Exercise brief
Return the lines from the one containing "filter-active-ads-label: Publicités actives: [613, 82, 736, 99]" through the one containing "more-dropdown[interactable]: Plus: [532, 231, 612, 271]" in the data below, unchanged, including both of those lines.

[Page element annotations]
==============================

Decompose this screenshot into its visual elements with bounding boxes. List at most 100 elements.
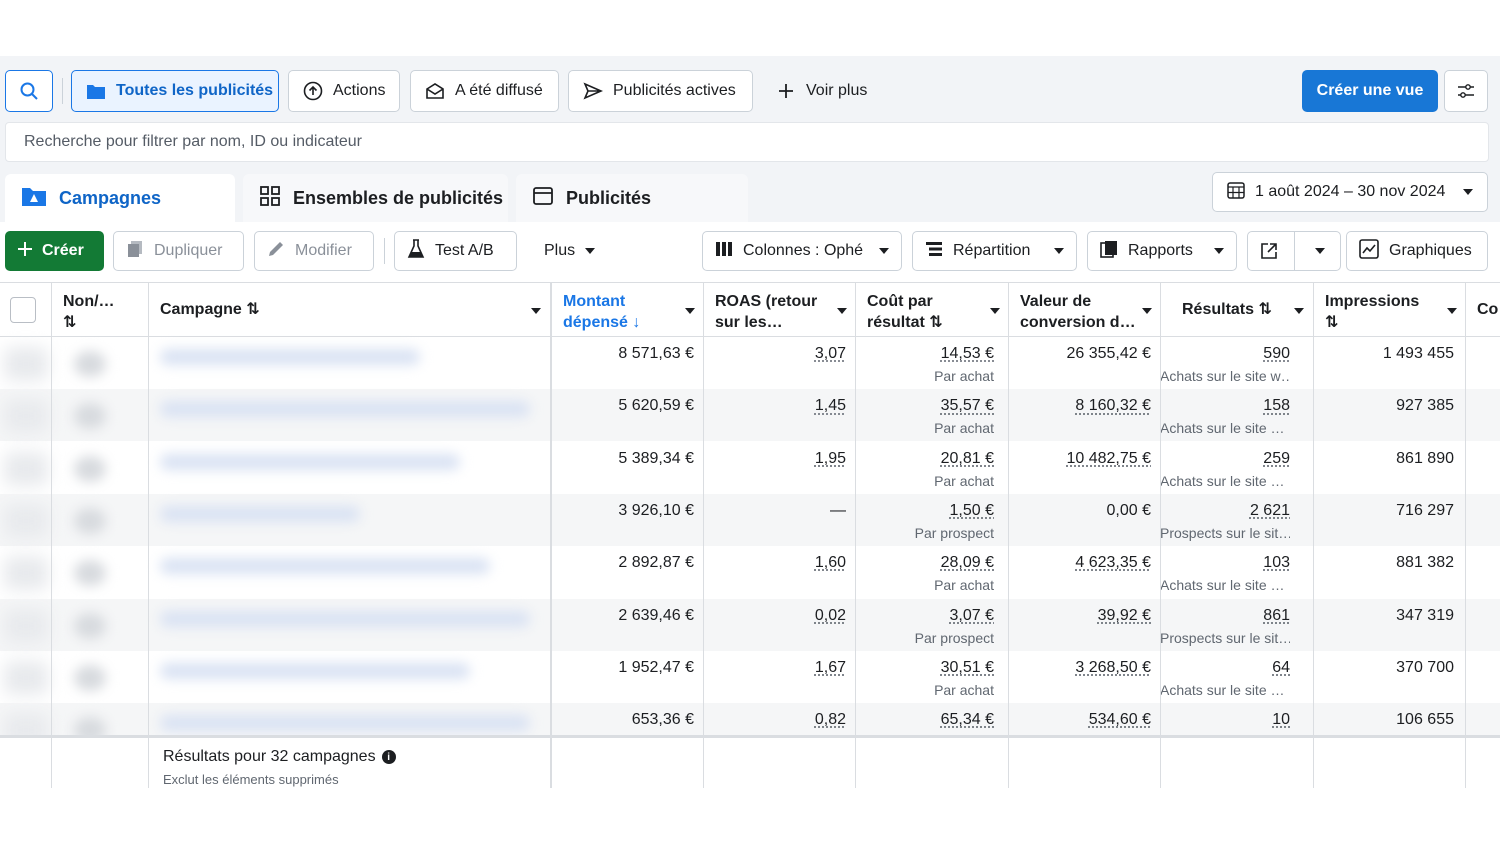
filter-active-ads-label: Publicités actives: [613, 82, 736, 99]
row-checkbox-redacted[interactable]: [4, 660, 48, 695]
arrow-down-icon: ↓: [627, 314, 641, 331]
cell-results: 10: [1160, 711, 1290, 729]
table-row[interactable]: 1 952,47 € 1,67 30,51 € Par achat 3 268,50 €…: [0, 651, 1500, 703]
more-dropdown[interactable]: Plus: [532, 231, 612, 271]
row-checkbox-redacted[interactable]: [4, 503, 48, 538]
column-header-campaign[interactable]: Campagne ⇅: [148, 283, 551, 337]
campaign-name-redacted[interactable]: [160, 715, 530, 732]
toggle-redacted[interactable]: [74, 664, 106, 691]
row-checkbox-redacted[interactable]: [4, 556, 48, 591]
filter-all-ads-label: Toutes les publicités: [116, 82, 274, 99]
breakdown-dropdown[interactable]: Répartition: [912, 231, 1077, 271]
sort-icon: ⇅: [246, 301, 260, 318]
tab-ads[interactable]: Publicités: [516, 174, 748, 222]
column-cpr-label-line1: Coût par: [867, 293, 933, 310]
cell-roas: 1,67: [815, 659, 846, 677]
campaign-name-redacted[interactable]: [160, 558, 490, 575]
search-input[interactable]: Recherche pour filtrer par nom, ID ou in…: [5, 122, 1489, 162]
create-view-button[interactable]: Créer une vue: [1302, 70, 1438, 112]
create-button[interactable]: Créer: [5, 231, 104, 271]
results-subtext: Achats sur le site w…: [1160, 368, 1290, 384]
campaign-name-redacted[interactable]: [160, 401, 530, 418]
row-checkbox-redacted[interactable]: [4, 608, 48, 643]
folder-icon: [86, 81, 106, 101]
toggle-redacted[interactable]: [74, 455, 106, 482]
cell-roas: 3,07: [815, 345, 846, 363]
cell-conversion-value: 10 482,75 €: [1066, 450, 1151, 468]
export-button[interactable]: [1247, 231, 1341, 271]
toggle-redacted[interactable]: [74, 351, 106, 377]
top-toolbar: Toutes les publicités Actions A été diff…: [0, 56, 1500, 122]
spent-value: 1 952,47 €: [618, 658, 694, 676]
footer-subtitle: Exclut les éléments supprimés: [163, 772, 339, 787]
see-more-button[interactable]: Voir plus: [762, 70, 882, 112]
roas-value: 1,95: [814, 449, 846, 467]
chevron-down-icon: [1314, 248, 1325, 254]
table-row[interactable]: 5 620,59 € 1,45 35,57 € Par achat 8 160,32 €…: [0, 389, 1500, 442]
toggle-redacted[interactable]: [74, 403, 106, 430]
table-row[interactable]: 3 926,10 € — 1,50 € Par prospect 0,00 € 2 621…: [0, 493, 1500, 546]
campaign-name-redacted[interactable]: [160, 610, 530, 627]
ab-test-button[interactable]: Test A/B: [394, 231, 517, 271]
column-header-cost-per-result[interactable]: Coût par résultat ⇅: [855, 283, 1008, 337]
toggle-redacted[interactable]: [74, 560, 106, 587]
column-divider: [550, 283, 552, 788]
table-row[interactable]: 5 389,34 € 1,95 20,81 € Par achat 10 482,75 …: [0, 442, 1500, 494]
column-header-results[interactable]: Résultats ⇅: [1160, 283, 1312, 337]
tab-ad-sets[interactable]: Ensembles de publicités: [243, 174, 508, 222]
charts-label: Graphiques: [1389, 242, 1472, 259]
row-checkbox-redacted[interactable]: [4, 451, 48, 486]
conv-value: 8 160,32 €: [1075, 397, 1151, 415]
breakdown-icon: [925, 241, 943, 262]
duplicate-label: Dupliquer: [154, 242, 223, 259]
column-header-impressions[interactable]: Impressions ⇅: [1313, 283, 1465, 337]
spent-value: 8 571,63 €: [618, 345, 694, 362]
edit-button[interactable]: Modifier: [254, 231, 374, 271]
campaign-name-redacted[interactable]: [160, 453, 460, 470]
tab-campaigns[interactable]: Campagnes: [5, 174, 235, 222]
toggle-redacted[interactable]: [74, 507, 106, 534]
columns-icon: [715, 241, 733, 262]
row-checkbox-redacted[interactable]: [4, 399, 48, 434]
campaign-name-redacted[interactable]: [160, 349, 420, 365]
filter-active-ads[interactable]: Publicités actives: [568, 70, 753, 112]
column-cpr-label-line2: résultat: [867, 314, 925, 331]
column-header-spent[interactable]: Montant dépensé ↓: [551, 283, 703, 337]
table-row[interactable]: 2 639,46 € 0,02 3,07 € Par prospect 39,92 € 8…: [0, 598, 1500, 651]
column-roas-label-line1: ROAS (retour: [715, 293, 818, 310]
column-header-next[interactable]: Co: [1465, 283, 1500, 337]
sliders-icon: [1456, 81, 1476, 101]
column-divider: [148, 283, 149, 788]
column-header-conversion-value[interactable]: Valeur de conversion d…: [1008, 283, 1160, 337]
table-row[interactable]: 2 892,87 € 1,60 28,09 € Par achat 4 623,35 €…: [0, 546, 1500, 598]
columns-dropdown[interactable]: Colonnes : Ophé: [702, 231, 902, 271]
plus-icon: [776, 81, 796, 101]
view-settings-button[interactable]: [1444, 70, 1488, 112]
results-subtext: Achats sur le site …: [1160, 681, 1285, 698]
export-dropdown[interactable]: [1299, 248, 1340, 254]
reports-dropdown[interactable]: Rapports: [1087, 231, 1237, 271]
conv-value: 3 268,50 €: [1075, 658, 1151, 676]
duplicate-button[interactable]: Dupliquer: [113, 231, 244, 271]
filter-actions[interactable]: Actions: [288, 70, 400, 112]
date-range-picker[interactable]: 1 août 2024 – 30 nov 2024: [1212, 172, 1488, 212]
select-all-checkbox[interactable]: [10, 297, 36, 323]
table-row[interactable]: 8 571,63 € 3,07 14,53 € Par achat 26 355,42 …: [0, 337, 1500, 389]
conv-value: 39,92 €: [1097, 606, 1151, 624]
search-button[interactable]: [5, 70, 53, 112]
see-more-label: Voir plus: [806, 82, 868, 99]
filter-all-ads[interactable]: Toutes les publicités: [71, 70, 279, 112]
column-header-roas[interactable]: ROAS (retour sur les…: [703, 283, 855, 337]
table-footer: Résultats pour 32 campagnes i Exclut les…: [0, 735, 1500, 788]
chevron-down-icon: [837, 308, 847, 314]
cell-impressions: 370 700: [1396, 659, 1454, 677]
charts-button[interactable]: Graphiques: [1346, 231, 1488, 271]
campaign-name-redacted[interactable]: [160, 662, 470, 679]
filter-delivered[interactable]: A été diffusé: [410, 70, 559, 112]
toggle-redacted[interactable]: [74, 612, 106, 639]
row-checkbox-redacted[interactable]: [4, 347, 48, 381]
info-icon[interactable]: i: [381, 750, 396, 764]
campaign-name-redacted[interactable]: [160, 505, 360, 522]
column-header-onoff[interactable]: Non/… ⇅: [51, 283, 148, 337]
results-subtext: Achats sur le site …: [1160, 420, 1285, 437]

==============================

Task solution
filter-active-ads-label: Publicités actives: [613, 82, 736, 99]
row-checkbox-redacted[interactable]: [4, 660, 48, 695]
arrow-down-icon: ↓: [627, 314, 641, 331]
cell-results: 10: [1160, 711, 1290, 729]
table-row[interactable]: 1 952,47 € 1,67 30,51 € Par achat 3 268,50 €…: [0, 651, 1500, 703]
more-dropdown[interactable]: Plus: [532, 231, 612, 271]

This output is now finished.